→ **Entries provided**
===
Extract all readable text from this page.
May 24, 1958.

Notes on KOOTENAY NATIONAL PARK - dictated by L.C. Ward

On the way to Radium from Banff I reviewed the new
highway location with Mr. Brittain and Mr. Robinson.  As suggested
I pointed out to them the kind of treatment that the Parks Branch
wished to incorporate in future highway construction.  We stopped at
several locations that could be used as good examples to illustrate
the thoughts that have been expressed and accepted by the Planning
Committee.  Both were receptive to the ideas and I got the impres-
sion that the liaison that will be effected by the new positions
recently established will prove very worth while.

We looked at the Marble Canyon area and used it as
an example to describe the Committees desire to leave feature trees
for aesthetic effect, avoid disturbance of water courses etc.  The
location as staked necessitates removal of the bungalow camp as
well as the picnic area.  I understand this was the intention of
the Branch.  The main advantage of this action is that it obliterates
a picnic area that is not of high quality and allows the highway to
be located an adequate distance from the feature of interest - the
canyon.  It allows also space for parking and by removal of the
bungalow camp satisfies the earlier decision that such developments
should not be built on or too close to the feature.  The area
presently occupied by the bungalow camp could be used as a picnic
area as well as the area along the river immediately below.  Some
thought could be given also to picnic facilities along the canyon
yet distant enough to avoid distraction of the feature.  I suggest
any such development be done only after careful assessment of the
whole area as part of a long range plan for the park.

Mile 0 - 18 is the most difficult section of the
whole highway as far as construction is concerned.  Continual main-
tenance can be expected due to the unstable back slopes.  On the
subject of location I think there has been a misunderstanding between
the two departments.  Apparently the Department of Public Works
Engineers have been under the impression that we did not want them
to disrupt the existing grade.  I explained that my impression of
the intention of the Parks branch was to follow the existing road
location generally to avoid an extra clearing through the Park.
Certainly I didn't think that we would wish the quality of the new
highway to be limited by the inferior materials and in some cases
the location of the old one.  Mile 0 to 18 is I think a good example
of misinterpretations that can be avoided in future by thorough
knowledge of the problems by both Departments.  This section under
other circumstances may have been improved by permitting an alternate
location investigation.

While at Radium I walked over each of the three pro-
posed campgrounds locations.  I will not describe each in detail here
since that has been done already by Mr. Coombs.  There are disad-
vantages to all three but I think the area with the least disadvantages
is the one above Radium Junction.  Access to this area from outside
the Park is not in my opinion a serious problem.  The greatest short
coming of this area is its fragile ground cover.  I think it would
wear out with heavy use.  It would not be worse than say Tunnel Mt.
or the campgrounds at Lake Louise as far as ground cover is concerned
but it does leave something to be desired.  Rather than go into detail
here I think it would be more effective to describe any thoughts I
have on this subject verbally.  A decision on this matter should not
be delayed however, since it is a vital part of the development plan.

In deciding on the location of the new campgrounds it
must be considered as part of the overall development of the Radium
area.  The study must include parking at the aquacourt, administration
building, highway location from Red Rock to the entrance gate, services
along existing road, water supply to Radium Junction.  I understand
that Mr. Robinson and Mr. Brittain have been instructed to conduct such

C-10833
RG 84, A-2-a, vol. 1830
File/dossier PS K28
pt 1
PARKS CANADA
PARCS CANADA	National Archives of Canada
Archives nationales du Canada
===
Extract all lines of the records above that include "well".

→ **Completed task**
well as the picnic area.  I understand this was the intention of
area as well as the area along the river immediately below.  Some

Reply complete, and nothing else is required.